### Do this
Leaving out the pictures, transcribe all of the records faithfully.

### Supplied records
[START]

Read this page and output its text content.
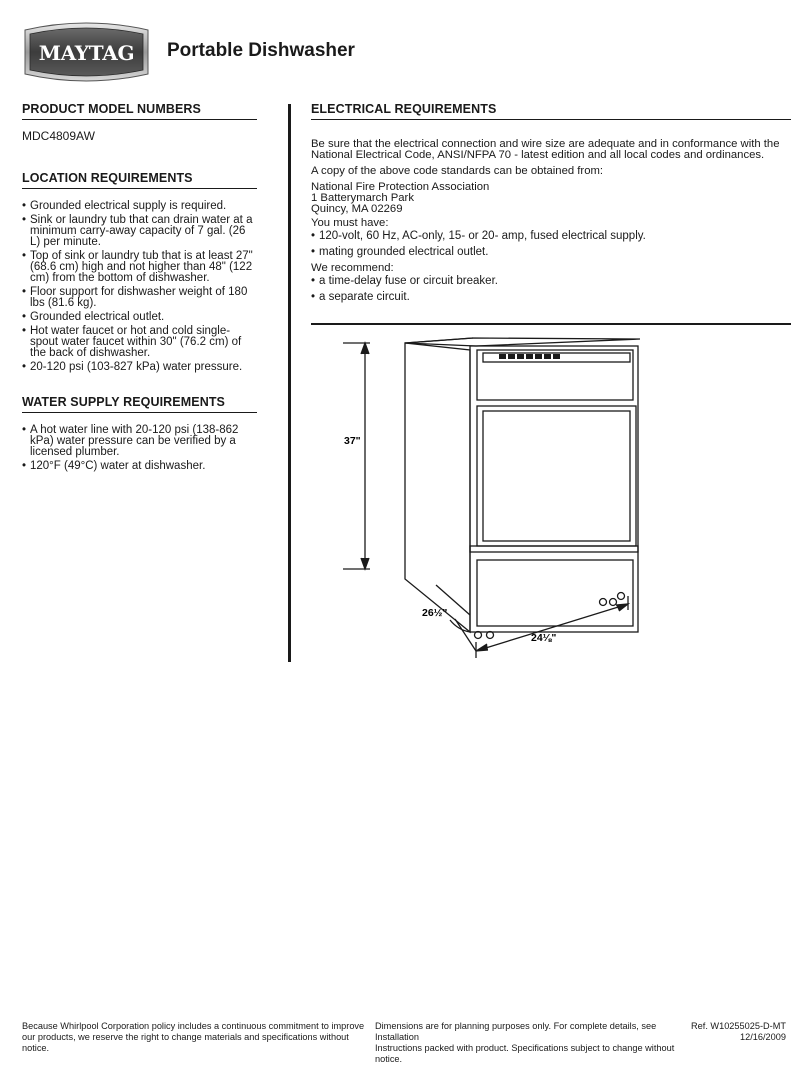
MAYTAG Portable Dishwasher
PRODUCT MODEL NUMBERS
MDC4809AW
LOCATION REQUIREMENTS
• Grounded electrical supply is required.
• Sink or laundry tub that can drain water at a minimum carry-away capacity of 7 gal. (26 L) per minute.
• Top of sink or laundry tub that is at least 27" (68.6 cm) high and not higher than 48" (122 cm) from the bottom of dishwasher.
• Floor support for dishwasher weight of 180 lbs (81.6 kg).
• Grounded electrical outlet.
• Hot water faucet or hot and cold single-spout water faucet within 30" (76.2 cm) of the back of dishwasher.
• 20-120 psi (103-827 kPa) water pressure.
WATER SUPPLY REQUIREMENTS
• A hot water line with 20-120 psi (138-862 kPa) water pressure can be verified by a licensed plumber.
• 120°F (49°C) water at dishwasher.
ELECTRICAL REQUIREMENTS

Be sure that the electrical connection and wire size are adequate and in conformance with the National Electrical Code, ANSI/NFPA 70 - latest edition and all local codes and ordinances.

A copy of the above code standards can be obtained from:

National Fire Protection Association
1 Batterymarch Park
Quincy, MA 02269

You must have:

• 120-volt, 60 Hz, AC-only, 15- or 20- amp, fused electrical supply.
• mating grounded electrical outlet.

We recommend:

• a time-delay fuse or circuit breaker.
• a separate circuit.
37"
26½"
24⅛"
Because Whirlpool Corporation policy includes a continuous commitment to improve
our products, we reserve the right to change materials and specifications without notice.
Dimensions are for planning purposes only. For complete details, see Installation
Instructions packed with product. Specifications subject to change without notice.
Ref. W10255025-D-MT
12/16/2009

[END]

### Finished task
Read this page and output its text content.
MAYTAG Portable Dishwasher
PRODUCT MODEL NUMBERS
MDC4809AW
LOCATION REQUIREMENTS
• Grounded electrical supply is required.
• Sink or laundry tub that can drain water at a minimum carry-away capacity of 7 gal. (26 L) per minute.
• Top of sink or laundry tub that is at least 27" (68.6 cm) high and not higher than 48" (122 cm) from the bottom of dishwasher.
• Floor support for dishwasher weight of 180 lbs (81.6 kg).
• Grounded electrical outlet.
• Hot water faucet or hot and cold single-spout water faucet within 30" (76.2 cm) of the back of dishwasher.
• 20-120 psi (103-827 kPa) water pressure.
WATER SUPPLY REQUIREMENTS
• A hot water line with 20-120 psi (138-862 kPa) water pressure can be verified by a licensed plumber.
• 120°F (49°C) water at dishwasher.
ELECTRICAL REQUIREMENTS

Be sure that the electrical connection and wire size are adequate and in conformance with the National Electrical Code, ANSI/NFPA 70 - latest edition and all local codes and ordinances.

A copy of the above code standards can be obtained from:

National Fire Protection Association
1 Batterymarch Park
Quincy, MA 02269

You must have:

• 120-volt, 60 Hz, AC-only, 15- or 20- amp, fused electrical supply.
• mating grounded electrical outlet.

We recommend:

• a time-delay fuse or circuit breaker.
• a separate circuit.
37"
26½"
24⅛"
Because Whirlpool Corporation policy includes a continuous commitment to improve
our products, we reserve the right to change materials and specifications without notice.
Dimensions are for planning purposes only. For complete details, see Installation
Instructions packed with product. Specifications subject to change without notice.
Ref. W10255025-D-MT
12/16/2009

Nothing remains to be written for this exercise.